Could you copy every line from the material below in which "средств" appears?

## start Entries shown

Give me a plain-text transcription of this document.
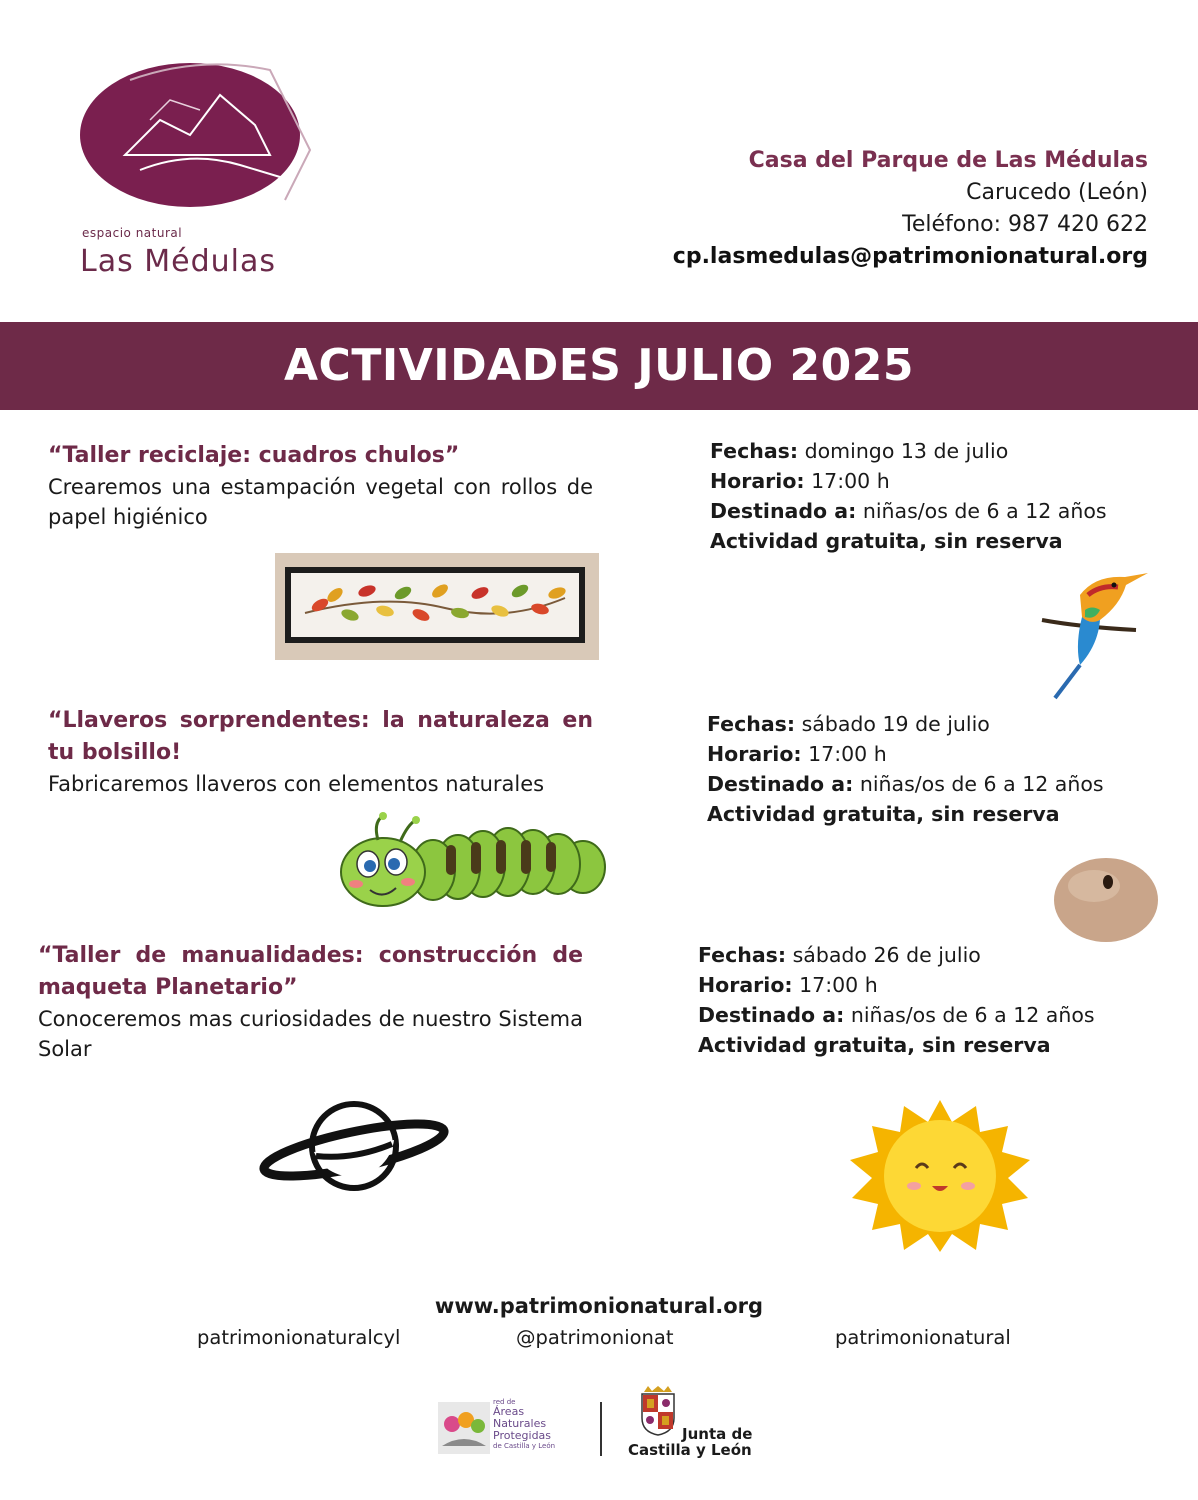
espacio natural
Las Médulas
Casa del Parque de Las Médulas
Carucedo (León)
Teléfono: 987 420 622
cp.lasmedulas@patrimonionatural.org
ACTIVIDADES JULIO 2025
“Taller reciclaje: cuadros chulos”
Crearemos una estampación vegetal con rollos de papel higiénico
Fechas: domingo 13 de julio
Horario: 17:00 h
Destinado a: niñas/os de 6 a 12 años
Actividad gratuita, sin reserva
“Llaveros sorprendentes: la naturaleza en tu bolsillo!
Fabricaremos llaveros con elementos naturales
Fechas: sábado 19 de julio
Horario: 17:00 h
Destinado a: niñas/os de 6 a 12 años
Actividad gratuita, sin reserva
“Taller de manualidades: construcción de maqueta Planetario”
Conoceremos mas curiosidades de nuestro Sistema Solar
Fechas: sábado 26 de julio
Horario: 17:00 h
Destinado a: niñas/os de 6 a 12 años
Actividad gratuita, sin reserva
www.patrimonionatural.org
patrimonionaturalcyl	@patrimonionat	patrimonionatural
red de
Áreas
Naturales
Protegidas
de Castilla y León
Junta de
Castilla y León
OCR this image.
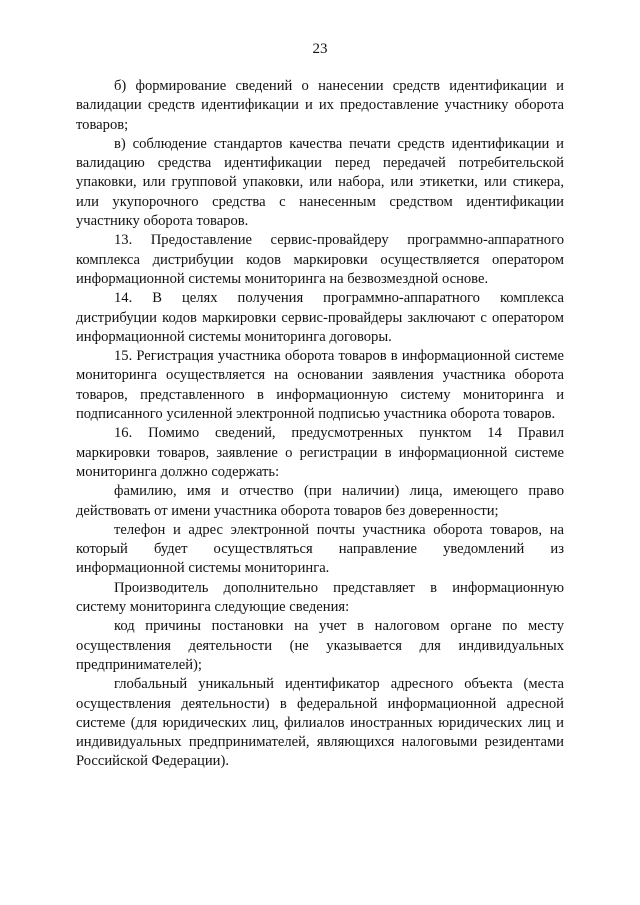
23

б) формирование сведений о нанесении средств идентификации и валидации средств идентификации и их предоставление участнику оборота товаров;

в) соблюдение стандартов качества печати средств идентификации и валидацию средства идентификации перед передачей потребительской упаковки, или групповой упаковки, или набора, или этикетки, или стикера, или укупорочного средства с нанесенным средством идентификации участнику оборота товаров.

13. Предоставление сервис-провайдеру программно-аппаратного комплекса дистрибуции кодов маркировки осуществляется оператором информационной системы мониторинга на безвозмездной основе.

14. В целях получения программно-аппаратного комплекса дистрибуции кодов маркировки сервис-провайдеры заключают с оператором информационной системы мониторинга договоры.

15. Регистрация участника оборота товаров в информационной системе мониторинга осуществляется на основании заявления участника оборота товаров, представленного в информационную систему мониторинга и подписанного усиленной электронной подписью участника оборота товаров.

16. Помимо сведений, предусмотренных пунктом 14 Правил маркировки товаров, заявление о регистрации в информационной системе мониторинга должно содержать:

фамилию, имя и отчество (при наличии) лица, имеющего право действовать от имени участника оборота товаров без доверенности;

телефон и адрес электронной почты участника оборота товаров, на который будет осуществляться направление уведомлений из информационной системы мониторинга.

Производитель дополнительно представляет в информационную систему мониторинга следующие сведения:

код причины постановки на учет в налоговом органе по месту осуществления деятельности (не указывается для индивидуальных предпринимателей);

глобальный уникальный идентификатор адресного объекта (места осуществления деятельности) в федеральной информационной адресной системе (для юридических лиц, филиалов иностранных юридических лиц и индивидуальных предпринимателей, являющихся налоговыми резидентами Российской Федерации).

## end Entries shown

> [Correct result]
б) формирование сведений о нанесении средств идентификации и валидации средств идентификации и их предоставление участнику оборота товаров;
в) соблюдение стандартов качества печати средств идентификации и валидацию средства идентификации перед передачей потребительской упаковки, или групповой упаковки, или набора, или этикетки, или стикера, или укупорочного средства с нанесенным средством идентификации участнику оборота товаров.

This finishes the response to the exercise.